* _Task brief_: Set each record down exactly, excluding all images.

═══

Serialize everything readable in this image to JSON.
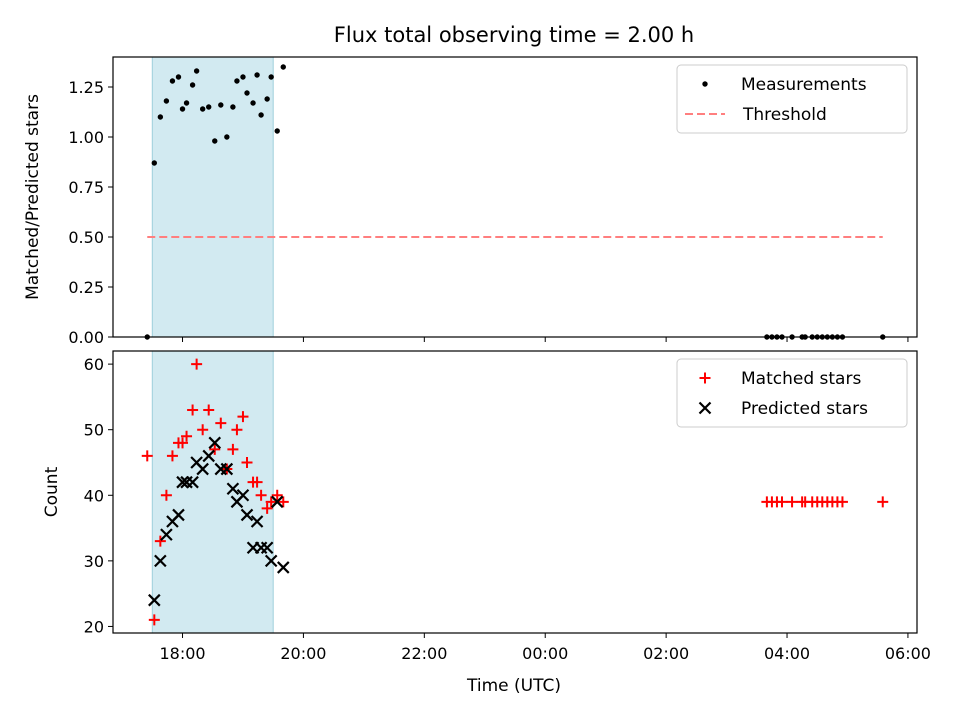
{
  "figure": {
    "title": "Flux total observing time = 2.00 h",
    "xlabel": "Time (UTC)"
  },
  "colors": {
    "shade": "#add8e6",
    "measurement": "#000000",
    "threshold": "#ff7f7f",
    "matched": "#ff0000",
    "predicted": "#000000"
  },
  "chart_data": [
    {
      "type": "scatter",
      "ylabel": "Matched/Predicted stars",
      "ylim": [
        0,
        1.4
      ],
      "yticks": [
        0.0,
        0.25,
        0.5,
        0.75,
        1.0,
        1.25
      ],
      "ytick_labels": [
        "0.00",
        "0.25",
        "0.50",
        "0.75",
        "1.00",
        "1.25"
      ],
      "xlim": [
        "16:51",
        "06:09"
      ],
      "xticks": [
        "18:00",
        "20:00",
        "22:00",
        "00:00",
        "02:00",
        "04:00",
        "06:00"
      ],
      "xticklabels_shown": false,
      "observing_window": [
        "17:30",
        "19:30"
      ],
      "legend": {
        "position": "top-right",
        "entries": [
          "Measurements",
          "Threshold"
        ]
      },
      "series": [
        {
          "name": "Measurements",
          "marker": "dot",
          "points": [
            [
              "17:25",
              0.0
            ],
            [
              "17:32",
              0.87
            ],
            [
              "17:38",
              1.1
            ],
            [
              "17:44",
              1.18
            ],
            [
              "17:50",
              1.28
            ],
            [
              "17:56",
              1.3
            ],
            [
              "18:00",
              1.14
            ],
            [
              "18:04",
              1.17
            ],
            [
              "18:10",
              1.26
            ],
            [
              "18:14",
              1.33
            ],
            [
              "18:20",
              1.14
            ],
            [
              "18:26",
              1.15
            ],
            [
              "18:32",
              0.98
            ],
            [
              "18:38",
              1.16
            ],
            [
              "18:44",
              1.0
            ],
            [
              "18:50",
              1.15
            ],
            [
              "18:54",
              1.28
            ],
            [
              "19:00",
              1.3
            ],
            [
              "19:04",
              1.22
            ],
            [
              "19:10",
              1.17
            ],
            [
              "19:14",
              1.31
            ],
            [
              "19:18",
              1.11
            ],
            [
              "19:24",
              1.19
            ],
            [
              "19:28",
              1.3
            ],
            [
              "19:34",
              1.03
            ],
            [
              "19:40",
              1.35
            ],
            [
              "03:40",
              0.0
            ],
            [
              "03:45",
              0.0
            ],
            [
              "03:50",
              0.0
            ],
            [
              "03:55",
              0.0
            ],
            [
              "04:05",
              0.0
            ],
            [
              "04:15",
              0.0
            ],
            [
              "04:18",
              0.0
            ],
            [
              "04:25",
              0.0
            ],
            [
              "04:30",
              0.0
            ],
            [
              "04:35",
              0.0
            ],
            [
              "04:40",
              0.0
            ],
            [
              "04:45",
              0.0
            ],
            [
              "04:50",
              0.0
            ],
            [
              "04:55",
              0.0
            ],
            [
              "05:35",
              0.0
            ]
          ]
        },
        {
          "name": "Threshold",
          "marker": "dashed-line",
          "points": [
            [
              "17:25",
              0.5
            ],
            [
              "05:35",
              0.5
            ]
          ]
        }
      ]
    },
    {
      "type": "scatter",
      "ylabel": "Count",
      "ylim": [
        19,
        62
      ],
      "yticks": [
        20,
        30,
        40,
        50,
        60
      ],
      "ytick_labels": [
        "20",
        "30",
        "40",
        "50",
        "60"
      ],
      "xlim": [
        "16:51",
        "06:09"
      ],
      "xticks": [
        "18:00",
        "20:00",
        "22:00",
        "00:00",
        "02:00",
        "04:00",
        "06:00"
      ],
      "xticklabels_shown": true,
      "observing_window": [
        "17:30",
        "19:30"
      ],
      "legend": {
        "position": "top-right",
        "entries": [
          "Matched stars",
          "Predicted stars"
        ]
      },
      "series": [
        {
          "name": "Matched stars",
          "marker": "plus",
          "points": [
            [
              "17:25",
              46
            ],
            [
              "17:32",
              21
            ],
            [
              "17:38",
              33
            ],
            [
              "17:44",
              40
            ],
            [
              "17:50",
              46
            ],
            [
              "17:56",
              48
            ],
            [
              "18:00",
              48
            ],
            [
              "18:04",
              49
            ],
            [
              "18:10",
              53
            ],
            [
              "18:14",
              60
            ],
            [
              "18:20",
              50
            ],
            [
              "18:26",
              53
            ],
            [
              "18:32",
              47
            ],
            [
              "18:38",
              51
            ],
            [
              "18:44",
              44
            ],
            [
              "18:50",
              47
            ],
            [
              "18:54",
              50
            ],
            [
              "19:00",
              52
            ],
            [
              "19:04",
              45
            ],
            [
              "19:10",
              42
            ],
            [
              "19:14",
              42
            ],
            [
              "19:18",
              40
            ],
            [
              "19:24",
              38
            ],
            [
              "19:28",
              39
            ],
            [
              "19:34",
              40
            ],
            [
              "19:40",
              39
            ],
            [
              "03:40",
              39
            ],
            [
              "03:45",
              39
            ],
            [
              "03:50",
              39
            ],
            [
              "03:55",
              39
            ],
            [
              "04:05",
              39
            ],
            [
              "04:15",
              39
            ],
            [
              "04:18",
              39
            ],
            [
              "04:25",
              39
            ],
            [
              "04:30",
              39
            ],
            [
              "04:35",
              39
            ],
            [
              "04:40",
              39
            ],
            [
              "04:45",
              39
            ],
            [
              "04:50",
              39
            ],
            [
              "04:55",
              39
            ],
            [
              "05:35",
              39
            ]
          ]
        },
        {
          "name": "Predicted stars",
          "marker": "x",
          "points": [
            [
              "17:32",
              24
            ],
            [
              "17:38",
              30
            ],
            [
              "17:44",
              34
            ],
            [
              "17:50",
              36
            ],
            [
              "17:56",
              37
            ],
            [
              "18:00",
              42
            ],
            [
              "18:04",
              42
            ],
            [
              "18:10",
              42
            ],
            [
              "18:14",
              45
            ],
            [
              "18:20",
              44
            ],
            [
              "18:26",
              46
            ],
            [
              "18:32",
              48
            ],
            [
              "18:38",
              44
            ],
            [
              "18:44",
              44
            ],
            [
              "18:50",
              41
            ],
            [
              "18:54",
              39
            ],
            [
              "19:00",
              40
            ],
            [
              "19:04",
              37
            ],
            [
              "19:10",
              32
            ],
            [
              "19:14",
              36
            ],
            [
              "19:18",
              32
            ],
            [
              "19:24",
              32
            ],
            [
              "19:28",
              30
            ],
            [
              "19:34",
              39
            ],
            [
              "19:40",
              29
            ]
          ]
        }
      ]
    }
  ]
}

═══

* _Task answer_:
Serialize everything readable in this image to JSON.
{
  "figure": {
    "title": "Flux total observing time = 2.00 h",
    "xlabel": "Time (UTC)"
  },
  "colors": {
    "shade": "#add8e6",
    "measurement": "#000000",
    "threshold": "#ff7f7f",
    "matched": "#ff0000",
    "predicted": "#000000"
  },
  "chart_data": [
    {
      "type": "scatter",
      "ylabel": "Matched/Predicted stars",
      "ylim": [
        0,
        1.4
      ],
      "yticks": [
        0.0,
        0.25,
        0.5,
        0.75,
        1.0,
        1.25
      ],
      "ytick_labels": [
        "0.00",
        "0.25",
        "0.50",
        "0.75",
        "1.00",
        "1.25"
      ],
      "xlim": [
        "16:51",
        "06:09"
      ],
      "xticks": [
        "18:00",
        "20:00",
        "22:00",
        "00:00",
        "02:00",
        "04:00",
        "06:00"
      ],
      "xticklabels_shown": false,
      "observing_window": [
        "17:30",
        "19:30"
      ],
      "legend": {
        "position": "top-right",
        "entries": [
          "Measurements",
          "Threshold"
        ]
      },
      "series": [
        {
          "name": "Measurements",
          "marker": "dot",
          "points": [
            [
              "17:25",
              0.0
            ],
            [
              "17:32",
              0.87
            ],
            [
              "17:38",
              1.1
            ],
            [
              "17:44",
              1.18
            ],
            [
              "17:50",
              1.28
            ],
            [
              "17:56",
              1.3
            ],
            [
              "18:00",
              1.14
            ],
            [
              "18:04",
              1.17
            ],
            [
              "18:10",
              1.26
            ],
            [
              "18:14",
              1.33
            ],
            [
              "18:20",
              1.14
            ],
            [
              "18:26",
              1.15
            ],
            [
              "18:32",
              0.98
            ],
            [
              "18:38",
              1.16
            ],
            [
              "18:44",
              1.0
            ],
            [
              "18:50",
              1.15
            ],
            [
              "18:54",
              1.28
            ],
            [
              "19:00",
              1.3
            ],
            [
              "19:04",
              1.22
            ],
            [
              "19:10",
              1.17
            ],
            [
              "19:14",
              1.31
            ],
            [
              "19:18",
              1.11
            ],
            [
              "19:24",
              1.19
            ],
            [
              "19:28",
              1.3
            ],
            [
              "19:34",
              1.03
            ],
            [
              "19:40",
              1.35
            ],
            [
              "03:40",
              0.0
            ],
            [
              "03:45",
              0.0
            ],
            [
              "03:50",
              0.0
            ],
            [
              "03:55",
              0.0
            ],
            [
              "04:05",
              0.0
            ],
            [
              "04:15",
              0.0
            ],
            [
              "04:18",
              0.0
            ],
            [
              "04:25",
              0.0
            ],
            [
              "04:30",
              0.0
            ],
            [
              "04:35",
              0.0
            ],
            [
              "04:40",
              0.0
            ],
            [
              "04:45",
              0.0
            ],
            [
              "04:50",
              0.0
            ],
            [
              "04:55",
              0.0
            ],
            [
              "05:35",
              0.0
            ]
          ]
        },
        {
          "name": "Threshold",
          "marker": "dashed-line",
          "points": [
            [
              "17:25",
              0.5
            ],
            [
              "05:35",
              0.5
            ]
          ]
        }
      ]
    },
    {
      "type": "scatter",
      "ylabel": "Count",
      "ylim": [
        19,
        62
      ],
      "yticks": [
        20,
        30,
        40,
        50,
        60
      ],
      "ytick_labels": [
        "20",
        "30",
        "40",
        "50",
        "60"
      ],
      "xlim": [
        "16:51",
        "06:09"
      ],
      "xticks": [
        "18:00",
        "20:00",
        "22:00",
        "00:00",
        "02:00",
        "04:00",
        "06:00"
      ],
      "xticklabels_shown": true,
      "observing_window": [
        "17:30",
        "19:30"
      ],
      "legend": {
        "position": "top-right",
        "entries": [
          "Matched stars",
          "Predicted stars"
        ]
      },
      "series": [
        {
          "name": "Matched stars",
          "marker": "plus",
          "points": [
            [
              "17:25",
              46
            ],
            [
              "17:32",
              21
            ],
            [
              "17:38",
              33
            ],
            [
              "17:44",
              40
            ],
            [
              "17:50",
              46
            ],
            [
              "17:56",
              48
            ],
            [
              "18:00",
              48
            ],
            [
              "18:04",
              49
            ],
            [
              "18:10",
              53
            ],
            [
              "18:14",
              60
            ],
            [
              "18:20",
              50
            ],
            [
              "18:26",
              53
            ],
            [
              "18:32",
              47
            ],
            [
              "18:38",
              51
            ],
            [
              "18:44",
              44
            ],
            [
              "18:50",
              47
            ],
            [
              "18:54",
              50
            ],
            [
              "19:00",
              52
            ],
            [
              "19:04",
              45
            ],
            [
              "19:10",
              42
            ],
            [
              "19:14",
              42
            ],
            [
              "19:18",
              40
            ],
            [
              "19:24",
              38
            ],
            [
              "19:28",
              39
            ],
            [
              "19:34",
              40
            ],
            [
              "19:40",
              39
            ],
            [
              "03:40",
              39
            ],
            [
              "03:45",
              39
            ],
            [
              "03:50",
              39
            ],
            [
              "03:55",
              39
            ],
            [
              "04:05",
              39
            ],
            [
              "04:15",
              39
            ],
            [
              "04:18",
              39
            ],
            [
              "04:25",
              39
            ],
            [
              "04:30",
              39
            ],
            [
              "04:35",
              39
            ],
            [
              "04:40",
              39
            ],
            [
              "04:45",
              39
            ],
            [
              "04:50",
              39
            ],
            [
              "04:55",
              39
            ],
            [
              "05:35",
              39
            ]
          ]
        },
        {
          "name": "Predicted stars",
          "marker": "x",
          "points": [
            [
              "17:32",
              24
            ],
            [
              "17:38",
              30
            ],
            [
              "17:44",
              34
            ],
            [
              "17:50",
              36
            ],
            [
              "17:56",
              37
            ],
            [
              "18:00",
              42
            ],
            [
              "18:04",
              42
            ],
            [
              "18:10",
              42
            ],
            [
              "18:14",
              45
            ],
            [
              "18:20",
              44
            ],
            [
              "18:26",
              46
            ],
            [
              "18:32",
              48
            ],
            [
              "18:38",
              44
            ],
            [
              "18:44",
              44
            ],
            [
              "18:50",
              41
            ],
            [
              "18:54",
              39
            ],
            [
              "19:00",
              40
            ],
            [
              "19:04",
              37
            ],
            [
              "19:10",
              32
            ],
            [
              "19:14",
              36
            ],
            [
              "19:18",
              32
            ],
            [
              "19:24",
              32
            ],
            [
              "19:28",
              30
            ],
            [
              "19:34",
              39
            ],
            [
              "19:40",
              29
            ]
          ]
        }
      ]
    }
  ]
}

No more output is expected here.